(Records that describe figures)
>>

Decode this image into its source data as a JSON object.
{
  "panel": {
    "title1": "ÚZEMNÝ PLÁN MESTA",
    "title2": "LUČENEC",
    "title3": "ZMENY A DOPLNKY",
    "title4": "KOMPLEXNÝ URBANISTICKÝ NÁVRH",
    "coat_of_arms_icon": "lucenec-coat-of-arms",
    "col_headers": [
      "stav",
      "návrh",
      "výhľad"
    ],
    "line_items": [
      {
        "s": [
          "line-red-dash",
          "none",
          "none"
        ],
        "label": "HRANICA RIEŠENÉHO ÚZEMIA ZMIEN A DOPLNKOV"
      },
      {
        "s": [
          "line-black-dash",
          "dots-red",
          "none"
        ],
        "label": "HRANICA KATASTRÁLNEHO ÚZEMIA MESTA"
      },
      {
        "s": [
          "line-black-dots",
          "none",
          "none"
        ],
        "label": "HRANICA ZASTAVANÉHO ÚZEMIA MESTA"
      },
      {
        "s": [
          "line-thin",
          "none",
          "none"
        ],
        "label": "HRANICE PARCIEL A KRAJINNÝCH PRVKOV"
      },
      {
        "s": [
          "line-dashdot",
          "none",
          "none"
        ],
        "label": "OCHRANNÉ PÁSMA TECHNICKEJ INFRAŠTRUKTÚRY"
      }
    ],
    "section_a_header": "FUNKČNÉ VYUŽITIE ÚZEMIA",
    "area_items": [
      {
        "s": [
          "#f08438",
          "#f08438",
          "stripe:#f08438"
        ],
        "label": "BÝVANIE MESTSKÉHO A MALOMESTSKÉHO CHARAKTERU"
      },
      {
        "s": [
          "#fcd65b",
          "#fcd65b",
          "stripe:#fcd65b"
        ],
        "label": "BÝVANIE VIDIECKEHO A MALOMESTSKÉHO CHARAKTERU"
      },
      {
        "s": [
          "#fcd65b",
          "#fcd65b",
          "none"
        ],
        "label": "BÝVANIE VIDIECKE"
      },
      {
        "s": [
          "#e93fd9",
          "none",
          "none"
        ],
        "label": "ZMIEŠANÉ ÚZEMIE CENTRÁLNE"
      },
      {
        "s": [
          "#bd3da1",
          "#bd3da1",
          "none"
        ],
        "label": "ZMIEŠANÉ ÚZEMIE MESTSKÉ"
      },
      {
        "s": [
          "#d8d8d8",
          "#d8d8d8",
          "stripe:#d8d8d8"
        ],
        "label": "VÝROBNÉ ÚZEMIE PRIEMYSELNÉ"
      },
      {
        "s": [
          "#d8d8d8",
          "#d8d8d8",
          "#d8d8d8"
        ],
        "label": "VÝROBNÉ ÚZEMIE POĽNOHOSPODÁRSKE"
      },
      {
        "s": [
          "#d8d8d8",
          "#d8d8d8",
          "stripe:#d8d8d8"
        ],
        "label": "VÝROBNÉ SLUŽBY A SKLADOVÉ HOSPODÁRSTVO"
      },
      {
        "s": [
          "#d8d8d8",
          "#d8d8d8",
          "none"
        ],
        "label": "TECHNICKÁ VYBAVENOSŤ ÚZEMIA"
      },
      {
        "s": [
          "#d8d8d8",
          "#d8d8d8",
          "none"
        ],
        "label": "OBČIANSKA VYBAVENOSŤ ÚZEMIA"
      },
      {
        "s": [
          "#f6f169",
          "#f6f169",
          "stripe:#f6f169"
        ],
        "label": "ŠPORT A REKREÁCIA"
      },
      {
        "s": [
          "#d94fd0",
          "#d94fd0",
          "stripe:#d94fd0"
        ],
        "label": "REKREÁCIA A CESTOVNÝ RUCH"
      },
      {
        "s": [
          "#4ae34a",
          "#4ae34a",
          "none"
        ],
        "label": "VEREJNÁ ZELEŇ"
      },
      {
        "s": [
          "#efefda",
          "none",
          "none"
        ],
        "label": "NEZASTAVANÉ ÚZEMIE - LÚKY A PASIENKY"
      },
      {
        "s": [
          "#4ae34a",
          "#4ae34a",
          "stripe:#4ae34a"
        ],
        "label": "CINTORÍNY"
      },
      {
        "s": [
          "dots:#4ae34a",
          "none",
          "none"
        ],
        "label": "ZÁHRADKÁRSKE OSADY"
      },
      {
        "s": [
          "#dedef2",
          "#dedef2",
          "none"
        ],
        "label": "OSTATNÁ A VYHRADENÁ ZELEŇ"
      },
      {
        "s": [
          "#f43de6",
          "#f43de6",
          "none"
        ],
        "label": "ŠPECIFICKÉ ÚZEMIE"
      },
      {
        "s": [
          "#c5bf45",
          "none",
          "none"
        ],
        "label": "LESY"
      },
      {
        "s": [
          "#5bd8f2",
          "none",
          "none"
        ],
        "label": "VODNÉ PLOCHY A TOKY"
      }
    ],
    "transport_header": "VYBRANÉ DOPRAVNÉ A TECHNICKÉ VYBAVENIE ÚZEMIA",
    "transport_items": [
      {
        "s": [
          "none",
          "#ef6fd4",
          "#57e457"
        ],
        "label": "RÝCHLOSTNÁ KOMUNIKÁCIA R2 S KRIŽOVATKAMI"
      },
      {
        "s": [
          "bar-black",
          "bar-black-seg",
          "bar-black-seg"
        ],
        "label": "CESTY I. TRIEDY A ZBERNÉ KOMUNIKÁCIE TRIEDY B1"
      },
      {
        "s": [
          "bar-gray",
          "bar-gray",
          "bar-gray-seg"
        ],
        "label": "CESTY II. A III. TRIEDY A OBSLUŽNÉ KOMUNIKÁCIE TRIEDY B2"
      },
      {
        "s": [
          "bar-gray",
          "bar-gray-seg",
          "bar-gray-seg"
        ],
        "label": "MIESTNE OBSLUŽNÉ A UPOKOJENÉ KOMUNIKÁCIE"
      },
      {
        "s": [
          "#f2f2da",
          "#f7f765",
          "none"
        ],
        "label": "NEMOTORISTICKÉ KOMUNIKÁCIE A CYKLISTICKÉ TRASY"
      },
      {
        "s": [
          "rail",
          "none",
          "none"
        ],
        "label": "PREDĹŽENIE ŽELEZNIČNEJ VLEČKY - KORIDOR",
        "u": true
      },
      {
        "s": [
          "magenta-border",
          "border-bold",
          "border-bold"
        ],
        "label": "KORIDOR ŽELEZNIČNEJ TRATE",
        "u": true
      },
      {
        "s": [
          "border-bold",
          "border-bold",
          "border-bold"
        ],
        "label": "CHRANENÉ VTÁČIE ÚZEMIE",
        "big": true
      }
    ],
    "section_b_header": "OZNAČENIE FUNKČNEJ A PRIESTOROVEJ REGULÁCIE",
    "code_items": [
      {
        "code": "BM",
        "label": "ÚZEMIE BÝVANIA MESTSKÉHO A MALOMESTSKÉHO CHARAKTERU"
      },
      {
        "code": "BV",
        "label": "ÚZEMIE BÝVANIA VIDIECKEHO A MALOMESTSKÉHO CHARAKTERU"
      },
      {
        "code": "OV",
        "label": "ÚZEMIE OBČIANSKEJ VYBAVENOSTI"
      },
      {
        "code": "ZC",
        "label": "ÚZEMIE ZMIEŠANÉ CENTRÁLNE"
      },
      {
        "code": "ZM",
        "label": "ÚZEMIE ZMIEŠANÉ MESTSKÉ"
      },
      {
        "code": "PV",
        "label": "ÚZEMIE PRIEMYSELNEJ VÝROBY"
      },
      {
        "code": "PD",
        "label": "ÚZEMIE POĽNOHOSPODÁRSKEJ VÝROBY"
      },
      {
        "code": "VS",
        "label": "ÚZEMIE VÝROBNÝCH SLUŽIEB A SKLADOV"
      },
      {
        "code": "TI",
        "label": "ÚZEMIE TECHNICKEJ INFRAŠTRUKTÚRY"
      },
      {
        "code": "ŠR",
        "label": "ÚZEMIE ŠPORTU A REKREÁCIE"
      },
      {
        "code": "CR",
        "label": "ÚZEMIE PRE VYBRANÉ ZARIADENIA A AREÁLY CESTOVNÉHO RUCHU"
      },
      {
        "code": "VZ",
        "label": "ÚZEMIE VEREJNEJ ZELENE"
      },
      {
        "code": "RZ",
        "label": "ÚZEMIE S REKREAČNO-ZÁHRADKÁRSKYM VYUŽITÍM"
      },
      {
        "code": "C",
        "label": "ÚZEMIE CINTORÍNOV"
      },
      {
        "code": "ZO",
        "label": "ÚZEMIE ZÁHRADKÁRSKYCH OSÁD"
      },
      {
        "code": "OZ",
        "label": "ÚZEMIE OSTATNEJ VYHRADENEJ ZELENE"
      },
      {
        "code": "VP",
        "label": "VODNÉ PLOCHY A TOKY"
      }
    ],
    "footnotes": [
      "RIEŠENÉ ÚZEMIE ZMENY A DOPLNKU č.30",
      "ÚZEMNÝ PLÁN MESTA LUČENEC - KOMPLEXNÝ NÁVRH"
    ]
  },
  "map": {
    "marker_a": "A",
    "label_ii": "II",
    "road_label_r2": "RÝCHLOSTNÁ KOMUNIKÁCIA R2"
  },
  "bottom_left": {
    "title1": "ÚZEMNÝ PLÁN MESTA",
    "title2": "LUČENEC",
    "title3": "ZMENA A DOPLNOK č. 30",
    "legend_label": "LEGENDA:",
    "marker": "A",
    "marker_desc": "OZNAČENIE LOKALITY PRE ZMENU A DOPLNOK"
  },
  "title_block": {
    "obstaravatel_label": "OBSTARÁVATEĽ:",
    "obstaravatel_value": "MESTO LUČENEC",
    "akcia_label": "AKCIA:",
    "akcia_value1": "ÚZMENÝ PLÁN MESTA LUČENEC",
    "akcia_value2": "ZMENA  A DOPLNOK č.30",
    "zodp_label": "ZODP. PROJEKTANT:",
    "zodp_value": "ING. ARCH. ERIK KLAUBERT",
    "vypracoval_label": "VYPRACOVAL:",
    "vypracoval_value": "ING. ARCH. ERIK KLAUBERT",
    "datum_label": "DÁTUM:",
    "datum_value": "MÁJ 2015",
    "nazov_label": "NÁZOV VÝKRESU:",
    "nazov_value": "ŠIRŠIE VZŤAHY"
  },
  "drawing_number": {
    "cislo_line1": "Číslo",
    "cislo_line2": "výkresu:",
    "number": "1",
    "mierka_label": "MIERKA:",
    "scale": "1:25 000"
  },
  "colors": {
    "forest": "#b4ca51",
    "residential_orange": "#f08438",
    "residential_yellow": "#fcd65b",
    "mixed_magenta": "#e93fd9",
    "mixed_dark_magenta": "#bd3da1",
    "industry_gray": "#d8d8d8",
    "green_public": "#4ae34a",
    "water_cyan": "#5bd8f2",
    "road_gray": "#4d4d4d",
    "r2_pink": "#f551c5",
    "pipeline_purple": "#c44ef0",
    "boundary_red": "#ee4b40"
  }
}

<<

* [Task details] Find the word "ZMIEŠANÉ" in the data and show each line that holds it.

* [Task answer]
        "label": "ZMIEŠANÉ ÚZEMIE CENTRÁLNE"
        "label": "ZMIEŠANÉ ÚZEMIE MESTSKÉ"
        "label": "ÚZEMIE ZMIEŠANÉ CENTRÁLNE"
        "label": "ÚZEMIE ZMIEŠANÉ MESTSKÉ"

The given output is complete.